## What this task involves
Report every line in the listing below where the string "JSON" shows up.
'''
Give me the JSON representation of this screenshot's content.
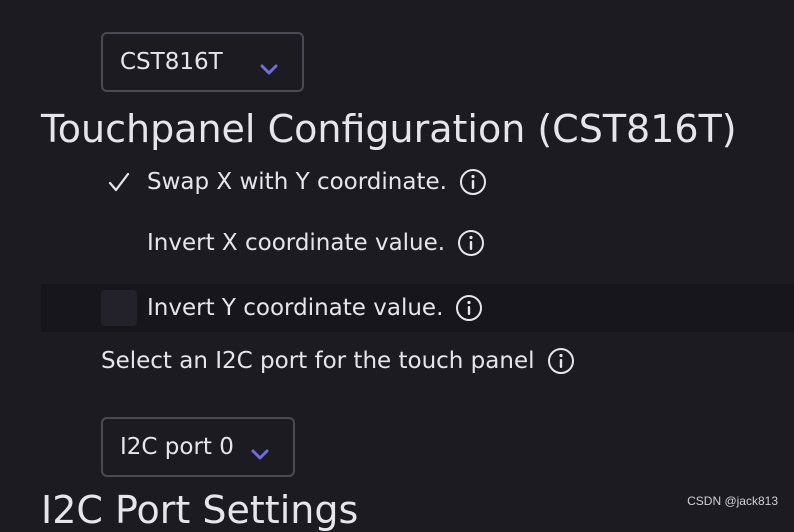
{
  "controller_select": {
    "value": "CST816T"
  },
  "touchpanel": {
    "heading": "Touchpanel Configuration (CST816T)",
    "options": [
      {
        "label": "Swap X with Y coordinate.",
        "checked": true
      },
      {
        "label": "Invert X coordinate value.",
        "checked": false
      },
      {
        "label": "Invert Y coordinate value.",
        "checked": false
      }
    ]
  },
  "i2c": {
    "prompt": "Select an I2C port for the touch panel",
    "select_value": "I2C port 0",
    "next_heading": "I2C Port Settings"
  },
  "watermark": "CSDN @jack813",
  "colors": {
    "background": "#1c1b22",
    "text": "#e6e6ea",
    "chevron": "#6b6fe0",
    "border": "#4a4a55"
  },
  "icons": {
    "chevron": "chevron-down-icon",
    "check": "checkmark-icon",
    "info": "info-icon"
  }
}
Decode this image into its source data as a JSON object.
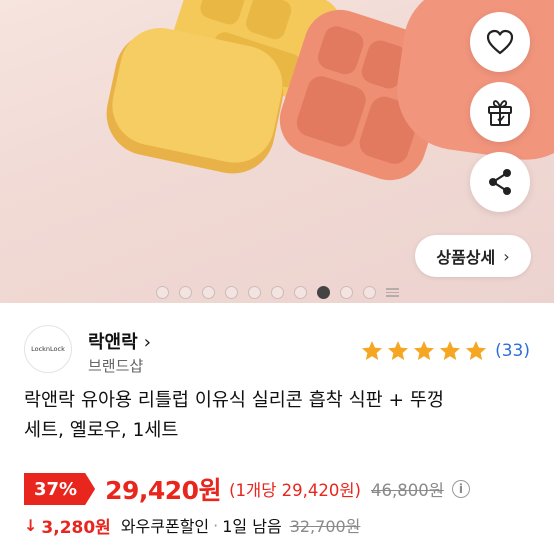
{
  "hero": {
    "detail_button_label": "상품상세",
    "slides_total": 10,
    "slide_active_index": 7
  },
  "brand": {
    "logo_text": "LocknLock",
    "name": "락앤락",
    "shop_label": "브랜드샵"
  },
  "rating": {
    "stars": 5,
    "review_count": "(33)",
    "star_color": "#f5a623"
  },
  "product": {
    "title_line1": "락앤락 유아용 리틀럽 이유식 실리콘 흡착 식판 + 뚜껑",
    "title_line2": "세트, 옐로우, 1세트"
  },
  "price": {
    "discount": "37%",
    "sale": "29,420원",
    "unit": "(1개당 29,420원)",
    "original": "46,800원"
  },
  "coupon": {
    "amount": "3,280원",
    "label": "와우쿠폰할인",
    "separator": "·",
    "remaining": "1일 남음",
    "original": "32,700원"
  },
  "colors": {
    "accent": "#e8261e",
    "link": "#2d6fd6"
  },
  "icons": [
    "heart-icon",
    "gift-icon",
    "share-icon",
    "chevron-right-icon",
    "star-icon",
    "info-icon",
    "down-arrow-icon"
  ]
}
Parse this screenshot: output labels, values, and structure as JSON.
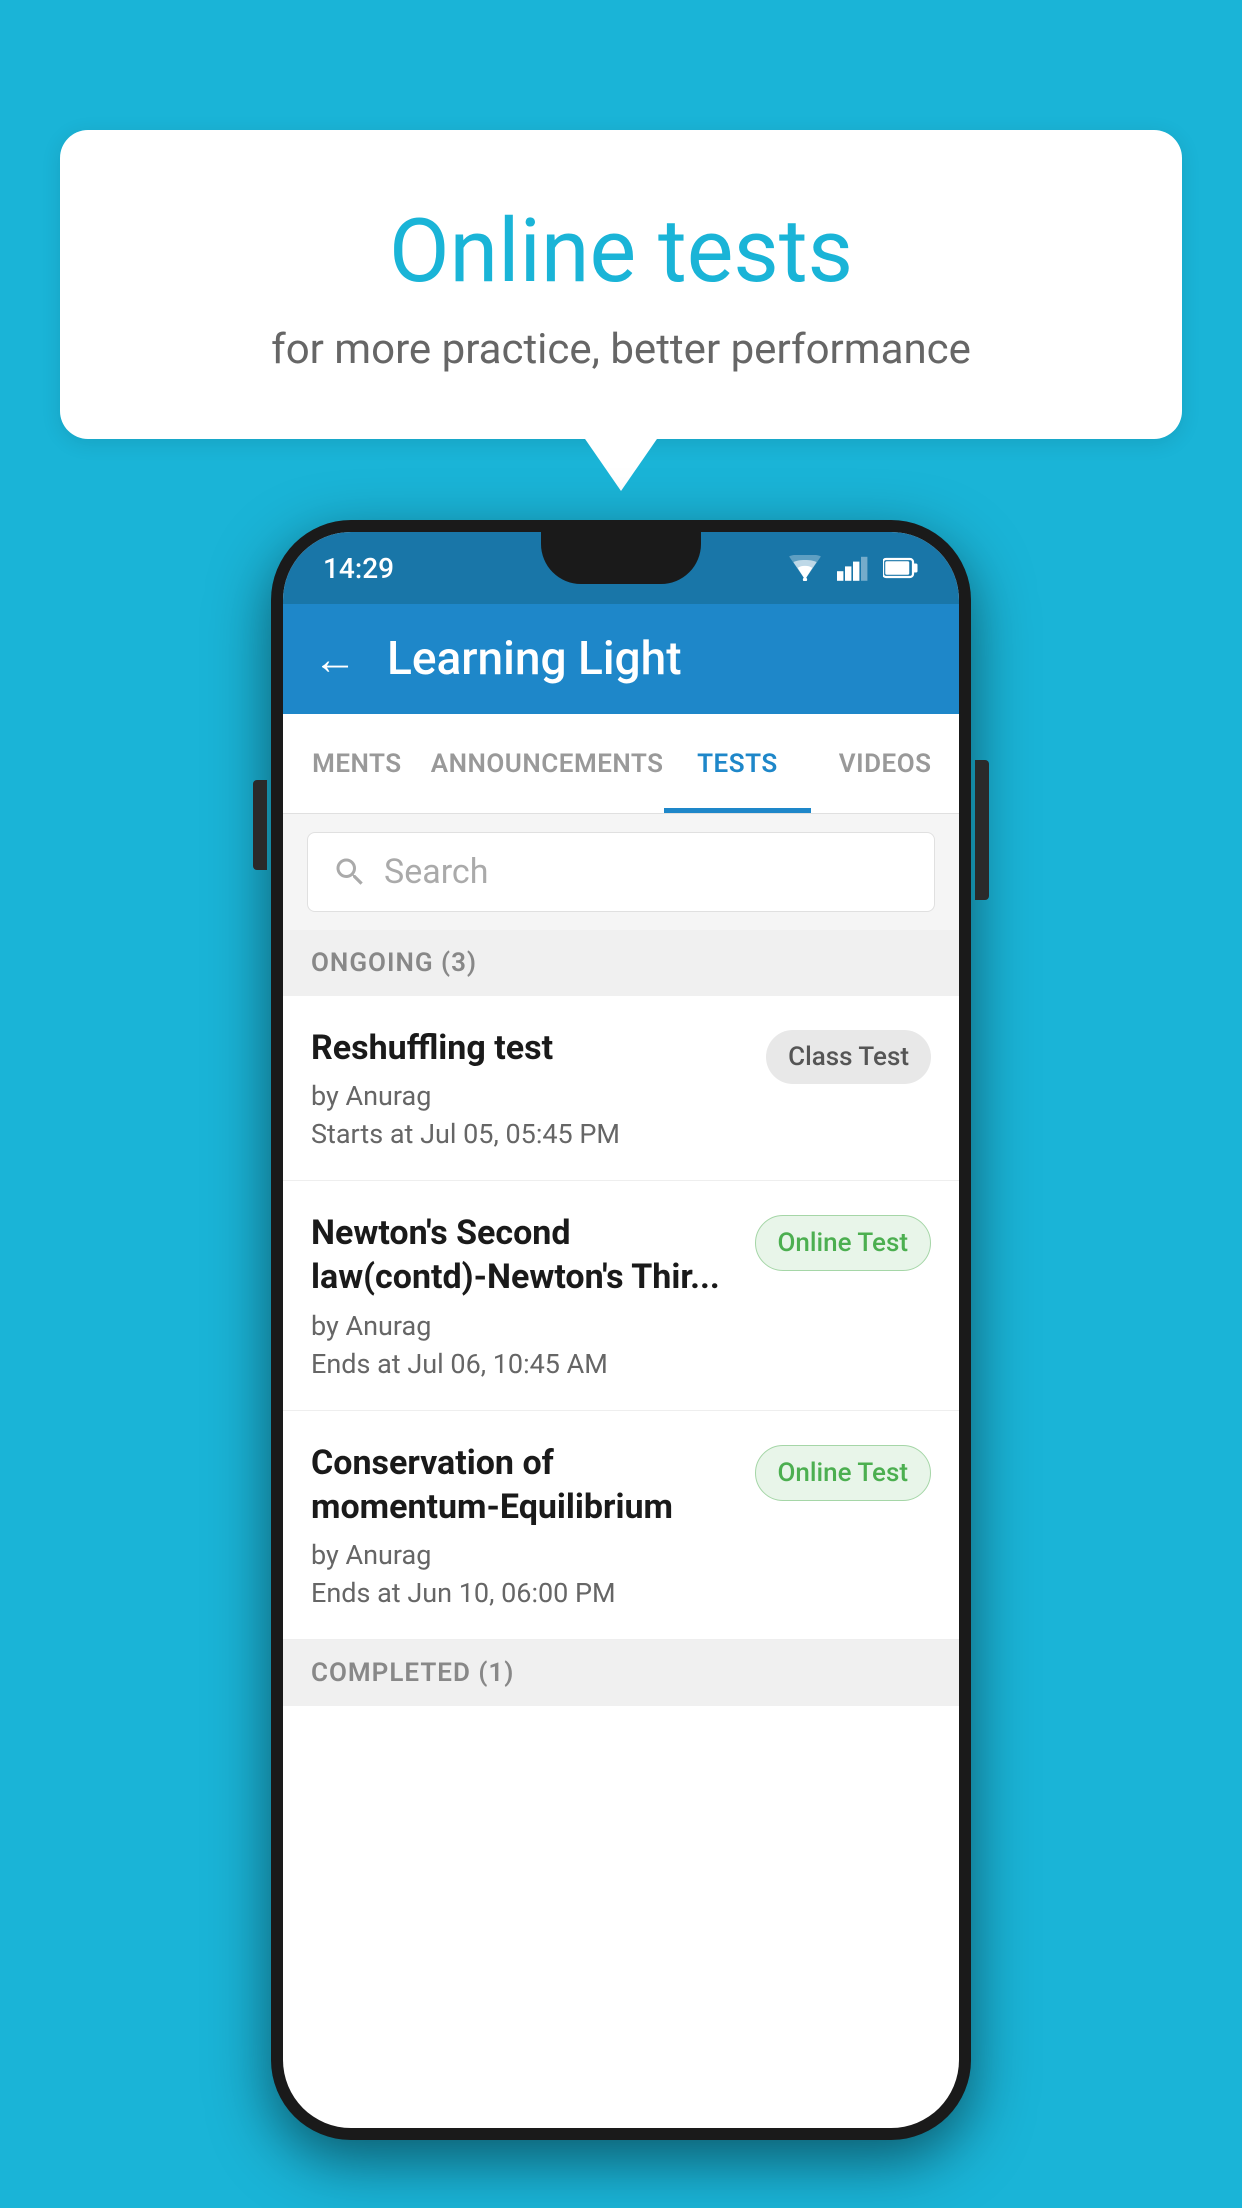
'''
## Answer to this exercise
Give me the JSON representation of this screenshot's content.
Decode this image into its source data as a JSON object.
Parse this screenshot: output labels, values, and structure as JSON.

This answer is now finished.